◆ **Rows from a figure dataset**
-=-=-=-=-
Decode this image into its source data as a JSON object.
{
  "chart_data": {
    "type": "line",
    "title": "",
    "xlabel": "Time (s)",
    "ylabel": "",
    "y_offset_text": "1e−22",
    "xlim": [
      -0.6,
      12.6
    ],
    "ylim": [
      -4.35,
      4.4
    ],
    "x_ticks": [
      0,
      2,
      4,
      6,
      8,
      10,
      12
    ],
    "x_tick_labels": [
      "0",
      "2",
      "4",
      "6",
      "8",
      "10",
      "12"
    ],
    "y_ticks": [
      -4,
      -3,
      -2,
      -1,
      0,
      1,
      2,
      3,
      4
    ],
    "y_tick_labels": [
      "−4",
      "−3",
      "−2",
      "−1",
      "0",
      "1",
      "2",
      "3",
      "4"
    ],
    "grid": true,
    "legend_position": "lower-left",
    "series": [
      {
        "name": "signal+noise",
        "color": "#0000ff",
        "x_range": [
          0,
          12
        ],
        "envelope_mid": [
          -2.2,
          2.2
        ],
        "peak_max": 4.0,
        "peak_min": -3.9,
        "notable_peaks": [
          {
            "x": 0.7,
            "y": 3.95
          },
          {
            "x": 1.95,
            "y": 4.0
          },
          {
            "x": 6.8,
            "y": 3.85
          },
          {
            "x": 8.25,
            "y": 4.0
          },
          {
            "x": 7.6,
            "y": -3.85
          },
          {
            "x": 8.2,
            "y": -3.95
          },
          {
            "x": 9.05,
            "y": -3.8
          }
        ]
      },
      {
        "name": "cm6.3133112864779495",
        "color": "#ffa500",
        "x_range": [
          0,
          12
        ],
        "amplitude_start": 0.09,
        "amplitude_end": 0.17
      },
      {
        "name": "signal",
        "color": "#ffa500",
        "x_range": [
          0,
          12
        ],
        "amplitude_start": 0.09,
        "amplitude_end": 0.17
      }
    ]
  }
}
-=-=-=-=-
◆ **Instructions to follow**
Identify every line where the string "name" appears.

◆ **Worked solution**
        "name": "signal+noise",
        "name": "cm6.3133112864779495",
        "name": "signal",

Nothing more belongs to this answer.